→ **PROBLEM DESCRIPTION**:
Each record below should be output verbatim, without pictures.
··· LISTED RECORDS
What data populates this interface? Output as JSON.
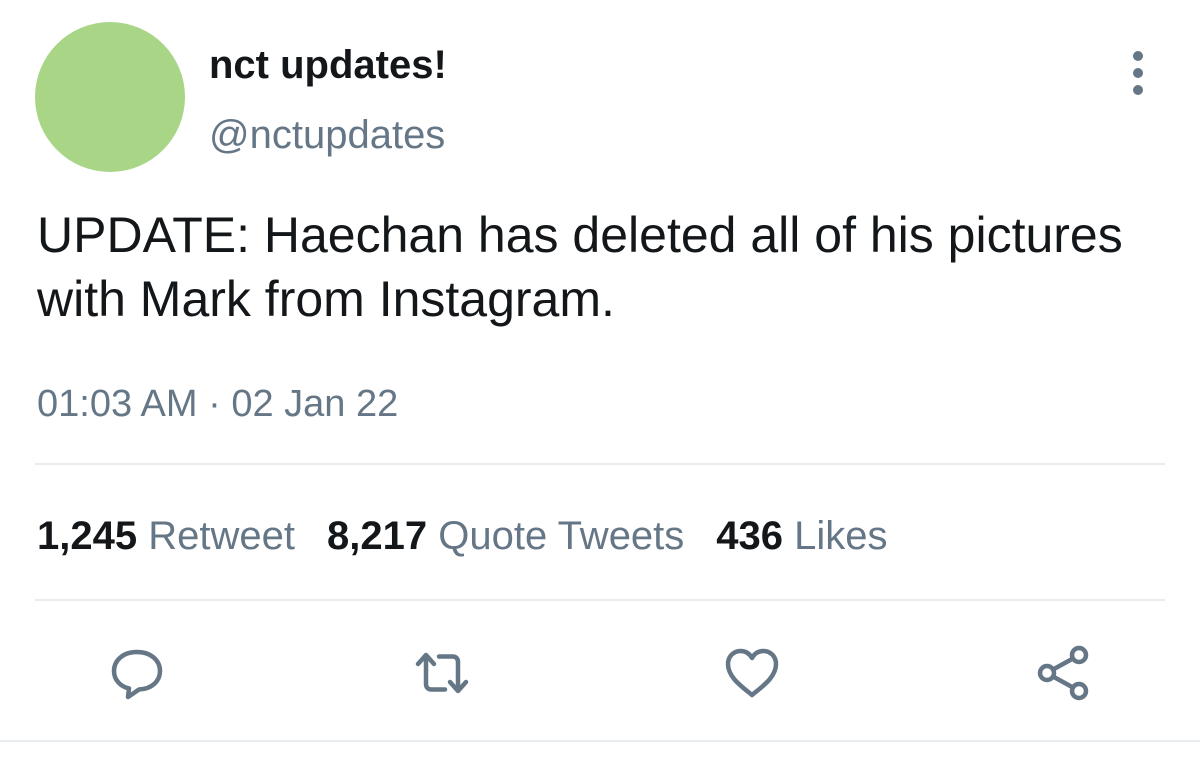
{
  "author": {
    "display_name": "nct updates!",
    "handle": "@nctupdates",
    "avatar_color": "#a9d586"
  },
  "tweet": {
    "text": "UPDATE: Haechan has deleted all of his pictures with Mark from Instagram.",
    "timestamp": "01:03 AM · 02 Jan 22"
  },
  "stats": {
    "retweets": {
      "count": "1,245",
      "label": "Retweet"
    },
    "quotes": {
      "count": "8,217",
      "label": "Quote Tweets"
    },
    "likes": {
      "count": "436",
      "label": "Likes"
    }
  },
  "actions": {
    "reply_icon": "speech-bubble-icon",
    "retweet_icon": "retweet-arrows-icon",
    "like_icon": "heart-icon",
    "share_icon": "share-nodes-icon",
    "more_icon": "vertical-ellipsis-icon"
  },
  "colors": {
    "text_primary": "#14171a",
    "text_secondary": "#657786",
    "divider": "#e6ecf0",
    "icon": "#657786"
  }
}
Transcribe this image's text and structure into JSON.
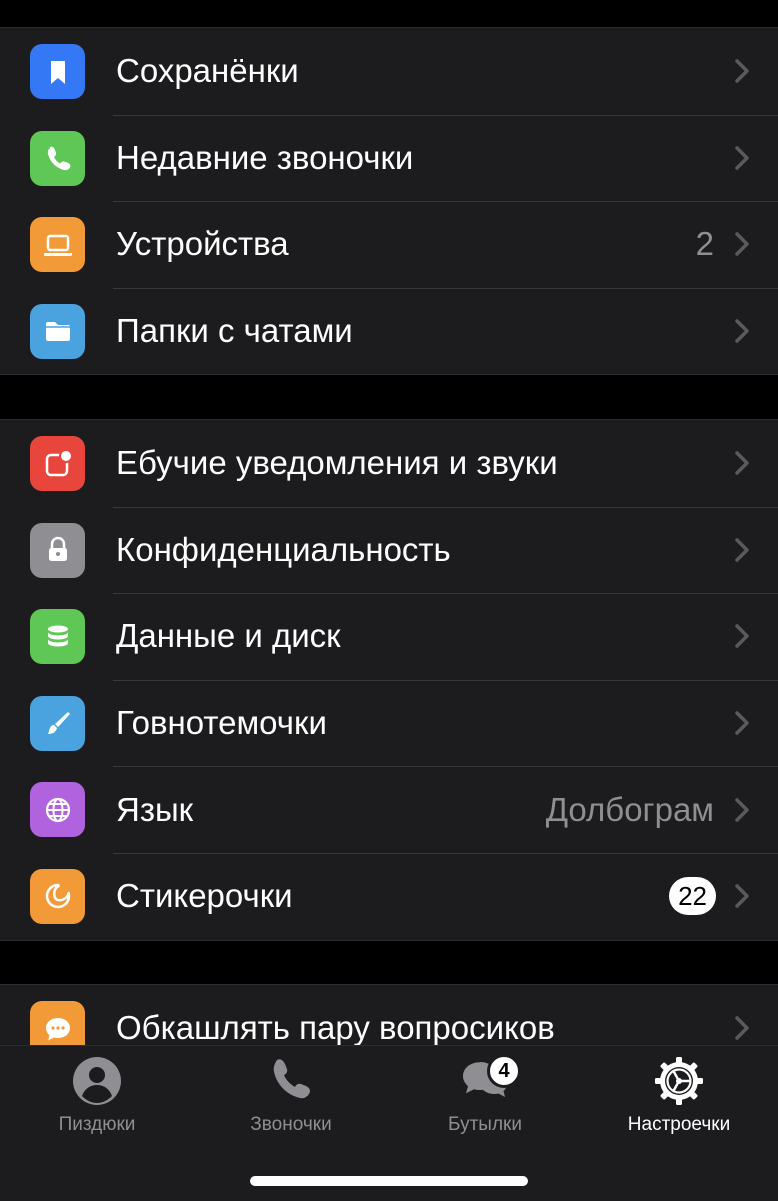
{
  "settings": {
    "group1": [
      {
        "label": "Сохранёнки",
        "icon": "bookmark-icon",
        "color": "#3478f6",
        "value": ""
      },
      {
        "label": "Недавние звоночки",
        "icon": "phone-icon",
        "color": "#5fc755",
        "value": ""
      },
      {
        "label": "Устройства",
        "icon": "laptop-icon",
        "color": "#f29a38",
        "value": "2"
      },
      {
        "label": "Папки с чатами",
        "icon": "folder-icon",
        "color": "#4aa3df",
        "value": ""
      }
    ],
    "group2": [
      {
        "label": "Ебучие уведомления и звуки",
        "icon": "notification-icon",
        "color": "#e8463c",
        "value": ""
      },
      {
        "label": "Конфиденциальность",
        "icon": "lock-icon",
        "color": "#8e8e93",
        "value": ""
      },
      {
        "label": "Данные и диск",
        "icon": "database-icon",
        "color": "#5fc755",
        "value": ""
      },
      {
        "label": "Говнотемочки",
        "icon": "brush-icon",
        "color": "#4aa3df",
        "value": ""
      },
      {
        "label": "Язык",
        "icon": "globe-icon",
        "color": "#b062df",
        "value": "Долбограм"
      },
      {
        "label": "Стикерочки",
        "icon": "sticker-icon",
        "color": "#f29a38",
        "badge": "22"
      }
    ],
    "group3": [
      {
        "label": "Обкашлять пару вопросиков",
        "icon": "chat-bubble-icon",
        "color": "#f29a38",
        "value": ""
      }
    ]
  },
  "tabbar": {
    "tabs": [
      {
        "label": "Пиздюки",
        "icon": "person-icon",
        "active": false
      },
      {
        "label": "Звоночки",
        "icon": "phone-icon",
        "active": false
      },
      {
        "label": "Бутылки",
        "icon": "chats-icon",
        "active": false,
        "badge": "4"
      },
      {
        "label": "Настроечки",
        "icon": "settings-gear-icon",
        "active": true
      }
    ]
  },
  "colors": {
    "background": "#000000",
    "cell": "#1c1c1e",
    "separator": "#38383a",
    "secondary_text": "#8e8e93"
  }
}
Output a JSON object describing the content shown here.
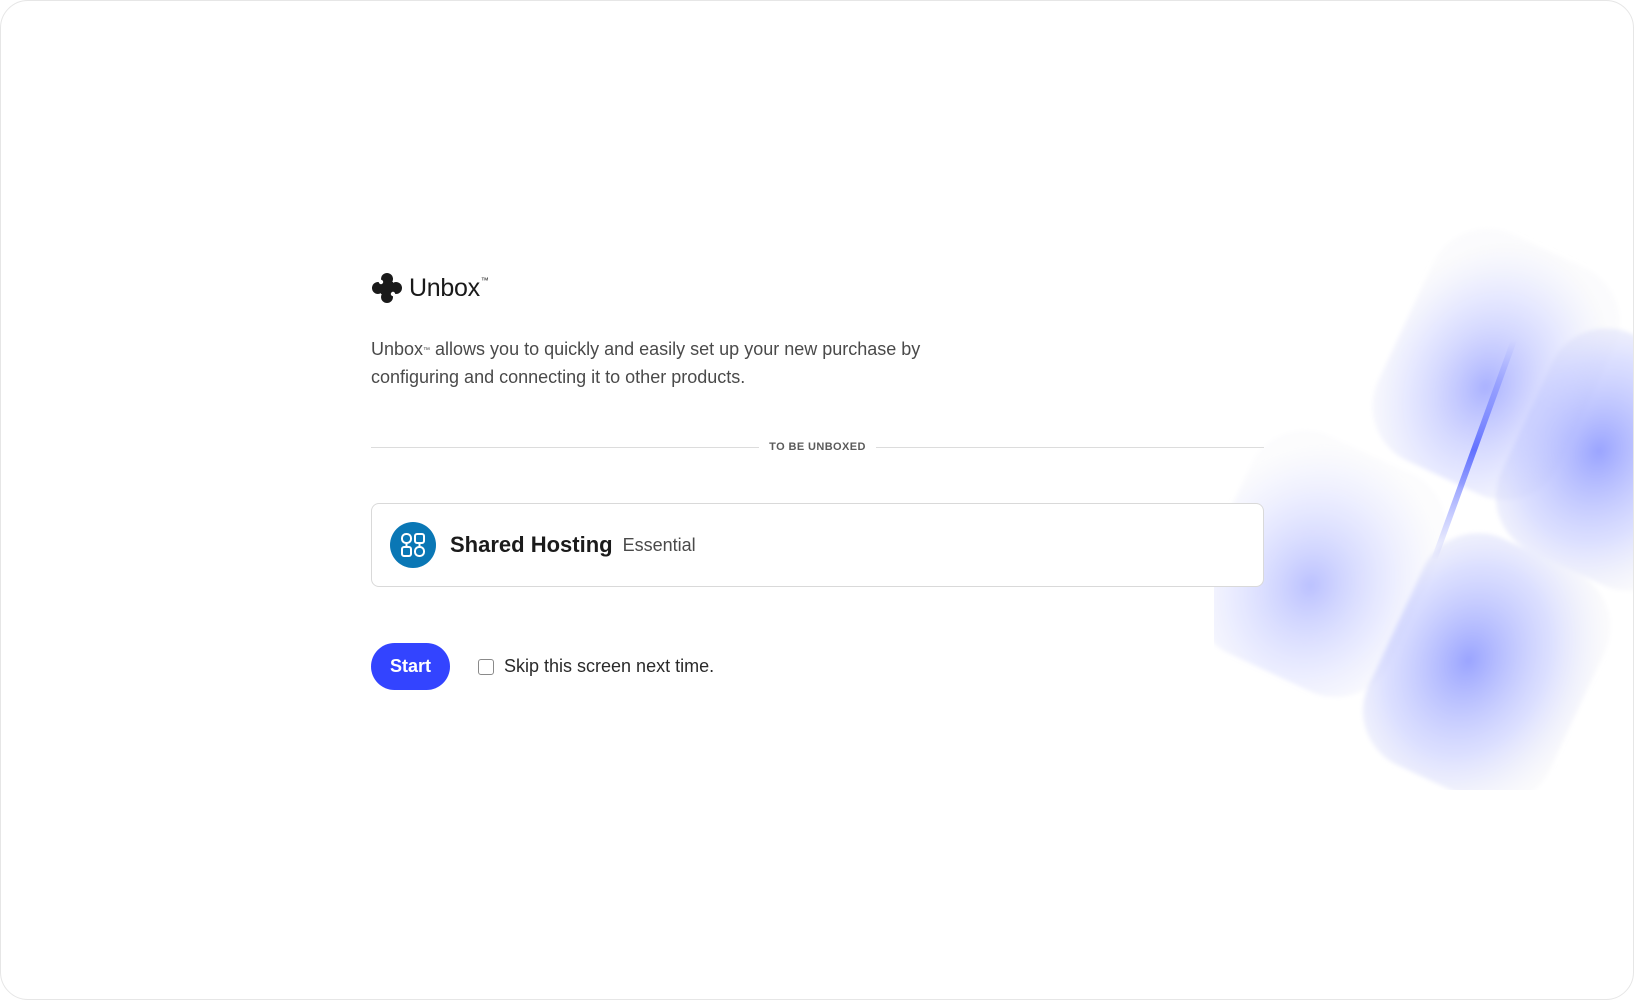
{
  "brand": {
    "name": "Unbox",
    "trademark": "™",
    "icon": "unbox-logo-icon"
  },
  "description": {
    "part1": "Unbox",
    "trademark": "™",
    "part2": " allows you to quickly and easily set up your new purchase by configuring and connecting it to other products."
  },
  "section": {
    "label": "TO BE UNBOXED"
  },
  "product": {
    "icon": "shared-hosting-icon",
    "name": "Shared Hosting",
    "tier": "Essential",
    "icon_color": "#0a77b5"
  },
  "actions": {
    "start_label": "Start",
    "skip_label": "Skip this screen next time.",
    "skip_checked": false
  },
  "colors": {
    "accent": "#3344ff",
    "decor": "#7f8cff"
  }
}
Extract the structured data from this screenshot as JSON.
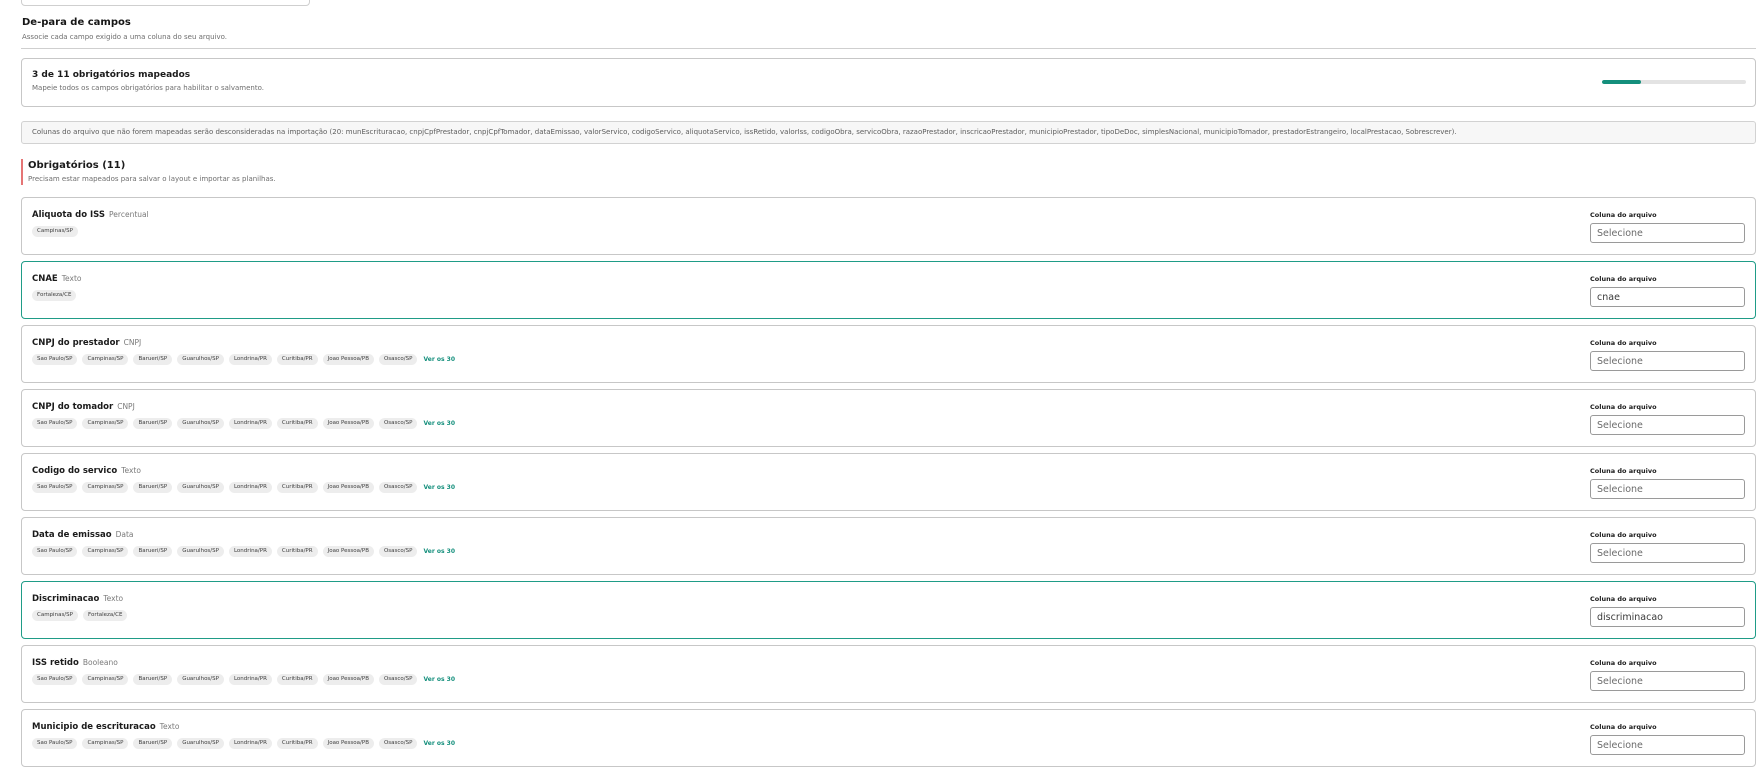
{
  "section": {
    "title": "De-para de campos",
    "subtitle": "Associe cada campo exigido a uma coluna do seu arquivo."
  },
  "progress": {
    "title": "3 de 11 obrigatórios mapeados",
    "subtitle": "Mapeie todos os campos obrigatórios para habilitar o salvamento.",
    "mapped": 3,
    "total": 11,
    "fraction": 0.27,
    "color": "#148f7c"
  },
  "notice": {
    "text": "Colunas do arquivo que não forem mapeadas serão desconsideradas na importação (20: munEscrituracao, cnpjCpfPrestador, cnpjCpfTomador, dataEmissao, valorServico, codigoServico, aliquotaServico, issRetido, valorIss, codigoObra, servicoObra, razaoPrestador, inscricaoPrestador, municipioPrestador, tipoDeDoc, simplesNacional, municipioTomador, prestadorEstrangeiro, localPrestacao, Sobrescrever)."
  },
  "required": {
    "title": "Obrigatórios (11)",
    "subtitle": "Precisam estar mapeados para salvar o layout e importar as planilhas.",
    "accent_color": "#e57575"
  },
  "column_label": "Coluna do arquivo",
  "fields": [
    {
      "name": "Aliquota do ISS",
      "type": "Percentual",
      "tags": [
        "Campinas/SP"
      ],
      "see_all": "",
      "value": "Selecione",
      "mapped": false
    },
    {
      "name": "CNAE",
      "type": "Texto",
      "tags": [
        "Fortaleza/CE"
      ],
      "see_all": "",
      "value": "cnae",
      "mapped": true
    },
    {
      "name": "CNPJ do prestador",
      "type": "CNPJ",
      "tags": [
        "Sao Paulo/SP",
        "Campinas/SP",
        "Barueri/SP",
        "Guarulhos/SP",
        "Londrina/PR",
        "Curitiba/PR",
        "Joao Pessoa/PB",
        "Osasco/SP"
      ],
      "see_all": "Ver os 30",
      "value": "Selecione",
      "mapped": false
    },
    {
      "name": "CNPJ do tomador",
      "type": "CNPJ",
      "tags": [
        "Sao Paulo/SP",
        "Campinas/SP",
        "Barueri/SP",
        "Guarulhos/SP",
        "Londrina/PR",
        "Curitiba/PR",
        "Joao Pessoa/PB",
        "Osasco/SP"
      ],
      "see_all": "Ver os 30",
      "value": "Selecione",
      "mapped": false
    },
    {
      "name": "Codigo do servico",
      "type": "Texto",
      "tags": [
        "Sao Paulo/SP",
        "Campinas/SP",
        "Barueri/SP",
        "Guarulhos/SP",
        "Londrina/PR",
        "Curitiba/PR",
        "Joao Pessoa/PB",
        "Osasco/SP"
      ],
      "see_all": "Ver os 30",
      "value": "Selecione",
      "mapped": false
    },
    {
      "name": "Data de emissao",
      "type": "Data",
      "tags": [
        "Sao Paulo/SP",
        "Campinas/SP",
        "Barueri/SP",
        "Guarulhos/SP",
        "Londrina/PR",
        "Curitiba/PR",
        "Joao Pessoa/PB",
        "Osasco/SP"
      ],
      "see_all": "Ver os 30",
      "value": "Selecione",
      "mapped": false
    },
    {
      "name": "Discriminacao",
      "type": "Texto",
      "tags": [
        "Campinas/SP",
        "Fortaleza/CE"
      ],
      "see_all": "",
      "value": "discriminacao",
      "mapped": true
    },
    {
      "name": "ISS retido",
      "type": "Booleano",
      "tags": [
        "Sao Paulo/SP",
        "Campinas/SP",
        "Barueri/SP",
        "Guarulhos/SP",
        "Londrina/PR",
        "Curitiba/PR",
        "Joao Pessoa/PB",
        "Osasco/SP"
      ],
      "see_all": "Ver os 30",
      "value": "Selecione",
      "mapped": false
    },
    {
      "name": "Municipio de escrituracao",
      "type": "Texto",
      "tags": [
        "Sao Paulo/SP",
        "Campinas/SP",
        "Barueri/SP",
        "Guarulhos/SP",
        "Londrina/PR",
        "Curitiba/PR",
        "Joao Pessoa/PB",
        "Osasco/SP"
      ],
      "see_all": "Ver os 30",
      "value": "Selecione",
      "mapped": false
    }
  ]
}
······
→ **FINAL ANSWER**:
What data populates this interface? Output as JSON.
{
  "author": {
    "display_name": "nct updates!",
    "handle": "@nctupdates",
    "avatar_color": "#a9d586"
  },
  "tweet": {
    "text": "UPDATE: Haechan has deleted all of his pictures with Mark from Instagram.",
    "timestamp": "01:03 AM · 02 Jan 22"
  },
  "stats": {
    "retweets": {
      "count": "1,245",
      "label": "Retweet"
    },
    "quotes": {
      "count": "8,217",
      "label": "Quote Tweets"
    },
    "likes": {
      "count": "436",
      "label": "Likes"
    }
  },
  "actions": {
    "reply_icon": "speech-bubble-icon",
    "retweet_icon": "retweet-arrows-icon",
    "like_icon": "heart-icon",
    "share_icon": "share-nodes-icon",
    "more_icon": "vertical-ellipsis-icon"
  },
  "colors": {
    "text_primary": "#14171a",
    "text_secondary": "#657786",
    "divider": "#e6ecf0",
    "icon": "#657786"
  }
}
Transcribe this image's text and structure into JSON.
{
  "settings": {
    "group1": [
      {
        "label": "Сохранёнки",
        "icon": "bookmark-icon",
        "color": "#3478f6",
        "value": ""
      },
      {
        "label": "Недавние звоночки",
        "icon": "phone-icon",
        "color": "#5fc755",
        "value": ""
      },
      {
        "label": "Устройства",
        "icon": "laptop-icon",
        "color": "#f29a38",
        "value": "2"
      },
      {
        "label": "Папки с чатами",
        "icon": "folder-icon",
        "color": "#4aa3df",
        "value": ""
      }
    ],
    "group2": [
      {
        "label": "Ебучие уведомления и звуки",
        "icon": "notification-icon",
        "color": "#e8463c",
        "value": ""
      },
      {
        "label": "Конфиденциальность",
        "icon": "lock-icon",
        "color": "#8e8e93",
        "value": ""
      },
      {
        "label": "Данные и диск",
        "icon": "database-icon",
        "color": "#5fc755",
        "value": ""
      },
      {
        "label": "Говнотемочки",
        "icon": "brush-icon",
        "color": "#4aa3df",
        "value": ""
      },
      {
        "label": "Язык",
        "icon": "globe-icon",
        "color": "#b062df",
        "value": "Долбограм"
      },
      {
        "label": "Стикерочки",
        "icon": "sticker-icon",
        "color": "#f29a38",
        "badge": "22"
      }
    ],
    "group3": [
      {
        "label": "Обкашлять пару вопросиков",
        "icon": "chat-bubble-icon",
        "color": "#f29a38",
        "value": ""
      }
    ]
  },
  "tabbar": {
    "tabs": [
      {
        "label": "Пиздюки",
        "icon": "person-icon",
        "active": false
      },
      {
        "label": "Звоночки",
        "icon": "phone-icon",
        "active": false
      },
      {
        "label": "Бутылки",
        "icon": "chats-icon",
        "active": false,
        "badge": "4"
      },
      {
        "label": "Настроечки",
        "icon": "settings-gear-icon",
        "active": true
      }
    ]
  },
  "colors": {
    "background": "#000000",
    "cell": "#1c1c1e",
    "separator": "#38383a",
    "secondary_text": "#8e8e93"
  }
}
Output a JSON object describing the content shown here.
{
  "brand": {
    "name": "Unbox",
    "trademark": "™",
    "icon": "unbox-logo-icon"
  },
  "description": {
    "part1": "Unbox",
    "trademark": "™",
    "part2": " allows you to quickly and easily set up your new purchase by configuring and connecting it to other products."
  },
  "section": {
    "label": "TO BE UNBOXED"
  },
  "product": {
    "icon": "shared-hosting-icon",
    "name": "Shared Hosting",
    "tier": "Essential",
    "icon_color": "#0a77b5"
  },
  "actions": {
    "start_label": "Start",
    "skip_label": "Skip this screen next time.",
    "skip_checked": false
  },
  "colors": {
    "accent": "#3344ff",
    "decor": "#7f8cff"
  }
}
Extract the structured data from this screenshot as JSON.
{
  "section": {
    "title": "De-para de campos",
    "subtitle": "Associe cada campo exigido a uma coluna do seu arquivo."
  },
  "progress": {
    "title": "3 de 11 obrigatórios mapeados",
    "subtitle": "Mapeie todos os campos obrigatórios para habilitar o salvamento.",
    "mapped": 3,
    "total": 11,
    "fraction": 0.27,
    "color": "#148f7c"
  },
  "notice": {
    "text": "Colunas do arquivo que não forem mapeadas serão desconsideradas na importação (20: munEscrituracao, cnpjCpfPrestador, cnpjCpfTomador, dataEmissao, valorServico, codigoServico, aliquotaServico, issRetido, valorIss, codigoObra, servicoObra, razaoPrestador, inscricaoPrestador, municipioPrestador, tipoDeDoc, simplesNacional, municipioTomador, prestadorEstrangeiro, localPrestacao, Sobrescrever)."
  },
  "required": {
    "title": "Obrigatórios (11)",
    "subtitle": "Precisam estar mapeados para salvar o layout e importar as planilhas.",
    "accent_color": "#e57575"
  },
  "column_label": "Coluna do arquivo",
  "fields": [
    {
      "name": "Aliquota do ISS",
      "type": "Percentual",
      "tags": [
        "Campinas/SP"
      ],
      "see_all": "",
      "value": "Selecione",
      "mapped": false
    },
    {
      "name": "CNAE",
      "type": "Texto",
      "tags": [
        "Fortaleza/CE"
      ],
      "see_all": "",
      "value": "cnae",
      "mapped": true
    },
    {
      "name": "CNPJ do prestador",
      "type": "CNPJ",
      "tags": [
        "Sao Paulo/SP",
        "Campinas/SP",
        "Barueri/SP",
        "Guarulhos/SP",
        "Londrina/PR",
        "Curitiba/PR",
        "Joao Pessoa/PB",
        "Osasco/SP"
      ],
      "see_all": "Ver os 30",
      "value": "Selecione",
      "mapped": false
    },
    {
      "name": "CNPJ do tomador",
      "type": "CNPJ",
      "tags": [
        "Sao Paulo/SP",
        "Campinas/SP",
        "Barueri/SP",
        "Guarulhos/SP",
        "Londrina/PR",
        "Curitiba/PR",
        "Joao Pessoa/PB",
        "Osasco/SP"
      ],
      "see_all": "Ver os 30",
      "value": "Selecione",
      "mapped": false
    },
    {
      "name": "Codigo do servico",
      "type": "Texto",
      "tags": [
        "Sao Paulo/SP",
        "Campinas/SP",
        "Barueri/SP",
        "Guarulhos/SP",
        "Londrina/PR",
        "Curitiba/PR",
        "Joao Pessoa/PB",
        "Osasco/SP"
      ],
      "see_all": "Ver os 30",
      "value": "Selecione",
      "mapped": false
    },
    {
      "name": "Data de emissao",
      "type": "Data",
      "tags": [
        "Sao Paulo/SP",
        "Campinas/SP",
        "Barueri/SP",
        "Guarulhos/SP",
        "Londrina/PR",
        "Curitiba/PR",
        "Joao Pessoa/PB",
        "Osasco/SP"
      ],
      "see_all": "Ver os 30",
      "value": "Selecione",
      "mapped": false
    },
    {
      "name": "Discriminacao",
      "type": "Texto",
      "tags": [
        "Campinas/SP",
        "Fortaleza/CE"
      ],
      "see_all": "",
      "value": "discriminacao",
      "mapped": true
    },
    {
      "name": "ISS retido",
      "type": "Booleano",
      "tags": [
        "Sao Paulo/SP",
        "Campinas/SP",
        "Barueri/SP",
        "Guarulhos/SP",
        "Londrina/PR",
        "Curitiba/PR",
        "Joao Pessoa/PB",
        "Osasco/SP"
      ],
      "see_all": "Ver os 30",
      "value": "Selecione",
      "mapped": false
    },
    {
      "name": "Municipio de escrituracao",
      "type": "Texto",
      "tags": [
        "Sao Paulo/SP",
        "Campinas/SP",
        "Barueri/SP",
        "Guarulhos/SP",
        "Londrina/PR",
        "Curitiba/PR",
        "Joao Pessoa/PB",
        "Osasco/SP"
      ],
      "see_all": "Ver os 30",
      "value": "Selecione",
      "mapped": false
    }
  ]
}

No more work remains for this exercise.